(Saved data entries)
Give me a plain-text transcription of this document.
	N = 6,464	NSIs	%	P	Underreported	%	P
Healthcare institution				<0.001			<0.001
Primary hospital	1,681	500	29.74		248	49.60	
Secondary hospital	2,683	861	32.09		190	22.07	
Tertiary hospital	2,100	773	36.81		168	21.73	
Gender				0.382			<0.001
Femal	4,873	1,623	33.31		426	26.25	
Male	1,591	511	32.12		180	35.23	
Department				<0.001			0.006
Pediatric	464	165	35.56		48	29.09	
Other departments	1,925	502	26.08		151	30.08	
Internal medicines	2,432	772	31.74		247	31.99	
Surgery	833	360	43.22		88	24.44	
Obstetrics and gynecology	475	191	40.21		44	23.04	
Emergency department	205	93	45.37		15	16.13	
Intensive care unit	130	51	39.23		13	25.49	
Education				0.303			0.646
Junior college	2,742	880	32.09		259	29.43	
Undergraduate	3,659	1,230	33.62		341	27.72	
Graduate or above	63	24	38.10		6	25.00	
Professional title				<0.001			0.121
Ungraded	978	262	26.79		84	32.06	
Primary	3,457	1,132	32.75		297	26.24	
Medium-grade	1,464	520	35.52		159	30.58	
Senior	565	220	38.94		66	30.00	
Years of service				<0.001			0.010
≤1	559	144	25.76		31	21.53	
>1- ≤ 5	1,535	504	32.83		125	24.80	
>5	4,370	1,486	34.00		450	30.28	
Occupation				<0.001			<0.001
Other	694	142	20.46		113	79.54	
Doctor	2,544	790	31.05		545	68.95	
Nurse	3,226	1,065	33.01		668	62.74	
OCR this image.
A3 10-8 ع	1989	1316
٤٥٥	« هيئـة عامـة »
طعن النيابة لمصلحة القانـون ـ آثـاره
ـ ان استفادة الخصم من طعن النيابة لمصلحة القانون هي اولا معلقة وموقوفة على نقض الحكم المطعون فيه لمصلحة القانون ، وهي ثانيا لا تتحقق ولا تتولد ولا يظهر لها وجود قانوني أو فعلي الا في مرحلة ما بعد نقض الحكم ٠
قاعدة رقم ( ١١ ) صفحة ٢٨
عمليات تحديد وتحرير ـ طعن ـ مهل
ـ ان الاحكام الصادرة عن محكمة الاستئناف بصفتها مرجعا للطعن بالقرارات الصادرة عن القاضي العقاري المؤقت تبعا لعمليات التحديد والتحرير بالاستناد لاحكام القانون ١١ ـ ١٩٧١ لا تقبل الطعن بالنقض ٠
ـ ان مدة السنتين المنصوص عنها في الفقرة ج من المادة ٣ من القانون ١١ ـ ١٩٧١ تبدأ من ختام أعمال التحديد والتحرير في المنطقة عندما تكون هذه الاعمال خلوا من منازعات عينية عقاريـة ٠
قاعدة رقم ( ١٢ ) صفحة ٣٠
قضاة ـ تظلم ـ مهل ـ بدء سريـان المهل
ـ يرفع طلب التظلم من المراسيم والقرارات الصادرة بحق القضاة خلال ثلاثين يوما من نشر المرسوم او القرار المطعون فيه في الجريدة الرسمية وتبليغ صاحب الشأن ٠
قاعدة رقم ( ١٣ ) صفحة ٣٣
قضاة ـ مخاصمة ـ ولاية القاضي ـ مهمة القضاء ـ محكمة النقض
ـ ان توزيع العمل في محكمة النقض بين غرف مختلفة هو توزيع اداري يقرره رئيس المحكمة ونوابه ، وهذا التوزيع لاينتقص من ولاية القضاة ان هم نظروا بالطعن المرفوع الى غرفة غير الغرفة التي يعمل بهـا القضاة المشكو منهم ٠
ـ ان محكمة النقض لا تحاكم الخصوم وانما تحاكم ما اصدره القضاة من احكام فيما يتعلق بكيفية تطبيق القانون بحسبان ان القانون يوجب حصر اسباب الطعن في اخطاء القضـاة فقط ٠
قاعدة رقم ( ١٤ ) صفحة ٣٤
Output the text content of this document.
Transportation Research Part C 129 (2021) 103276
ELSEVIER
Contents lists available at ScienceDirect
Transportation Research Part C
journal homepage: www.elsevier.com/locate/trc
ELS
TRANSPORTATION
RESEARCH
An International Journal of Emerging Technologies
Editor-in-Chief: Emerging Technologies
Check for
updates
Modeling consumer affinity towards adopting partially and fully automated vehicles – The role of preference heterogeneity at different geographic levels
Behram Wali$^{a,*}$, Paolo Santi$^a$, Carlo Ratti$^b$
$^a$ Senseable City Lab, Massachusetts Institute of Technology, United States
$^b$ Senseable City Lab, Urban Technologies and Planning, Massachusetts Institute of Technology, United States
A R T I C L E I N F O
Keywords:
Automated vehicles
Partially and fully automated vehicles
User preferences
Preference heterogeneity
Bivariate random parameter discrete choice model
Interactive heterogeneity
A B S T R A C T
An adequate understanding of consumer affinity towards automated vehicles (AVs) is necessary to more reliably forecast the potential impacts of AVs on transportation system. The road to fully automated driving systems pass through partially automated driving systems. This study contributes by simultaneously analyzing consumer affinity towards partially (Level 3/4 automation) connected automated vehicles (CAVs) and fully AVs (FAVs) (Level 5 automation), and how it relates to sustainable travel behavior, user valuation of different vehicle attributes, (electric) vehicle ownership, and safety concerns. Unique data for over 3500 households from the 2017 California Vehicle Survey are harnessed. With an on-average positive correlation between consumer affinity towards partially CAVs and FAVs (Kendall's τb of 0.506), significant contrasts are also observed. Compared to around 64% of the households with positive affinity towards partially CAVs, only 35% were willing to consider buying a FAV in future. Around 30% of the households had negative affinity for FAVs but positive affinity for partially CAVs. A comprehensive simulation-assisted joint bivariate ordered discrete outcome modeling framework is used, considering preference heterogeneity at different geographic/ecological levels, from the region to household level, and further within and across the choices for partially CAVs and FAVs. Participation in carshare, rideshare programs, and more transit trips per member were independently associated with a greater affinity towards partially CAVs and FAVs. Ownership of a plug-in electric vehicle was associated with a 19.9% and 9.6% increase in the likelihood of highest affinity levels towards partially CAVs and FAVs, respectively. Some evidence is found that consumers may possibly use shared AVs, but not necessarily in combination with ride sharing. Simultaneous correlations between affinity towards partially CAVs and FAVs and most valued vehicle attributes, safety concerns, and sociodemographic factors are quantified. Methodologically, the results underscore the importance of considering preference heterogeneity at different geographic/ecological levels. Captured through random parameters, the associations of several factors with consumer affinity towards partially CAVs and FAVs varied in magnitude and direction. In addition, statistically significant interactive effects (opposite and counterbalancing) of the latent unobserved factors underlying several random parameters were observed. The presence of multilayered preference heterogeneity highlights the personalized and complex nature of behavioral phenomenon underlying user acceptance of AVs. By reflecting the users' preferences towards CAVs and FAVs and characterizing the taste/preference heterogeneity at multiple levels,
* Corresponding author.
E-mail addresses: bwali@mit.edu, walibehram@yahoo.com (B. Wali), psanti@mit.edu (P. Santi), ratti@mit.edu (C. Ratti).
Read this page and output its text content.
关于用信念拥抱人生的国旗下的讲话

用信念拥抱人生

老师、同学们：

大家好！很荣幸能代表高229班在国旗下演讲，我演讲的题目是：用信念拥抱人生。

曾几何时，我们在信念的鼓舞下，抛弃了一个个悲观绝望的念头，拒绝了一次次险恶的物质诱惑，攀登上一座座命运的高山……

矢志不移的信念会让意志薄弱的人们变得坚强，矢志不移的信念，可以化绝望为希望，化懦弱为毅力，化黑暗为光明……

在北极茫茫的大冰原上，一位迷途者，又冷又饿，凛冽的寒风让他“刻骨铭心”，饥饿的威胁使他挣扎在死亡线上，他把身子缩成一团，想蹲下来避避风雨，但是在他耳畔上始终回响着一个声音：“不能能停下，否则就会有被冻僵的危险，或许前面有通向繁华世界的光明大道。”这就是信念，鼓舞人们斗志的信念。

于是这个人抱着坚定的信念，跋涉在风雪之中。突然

_Set task_:
Which lines contain "قاعدة"? Show each of them.

_Reply to the exercise_:
قاعدة رقم ( ١١ ) صفحة ٢٨
قاعدة رقم ( ١٢ ) صفحة ٣٠
قاعدة رقم ( ١٣ ) صفحة ٣٣
قاعدة رقم ( ١٤ ) صفحة ٣٤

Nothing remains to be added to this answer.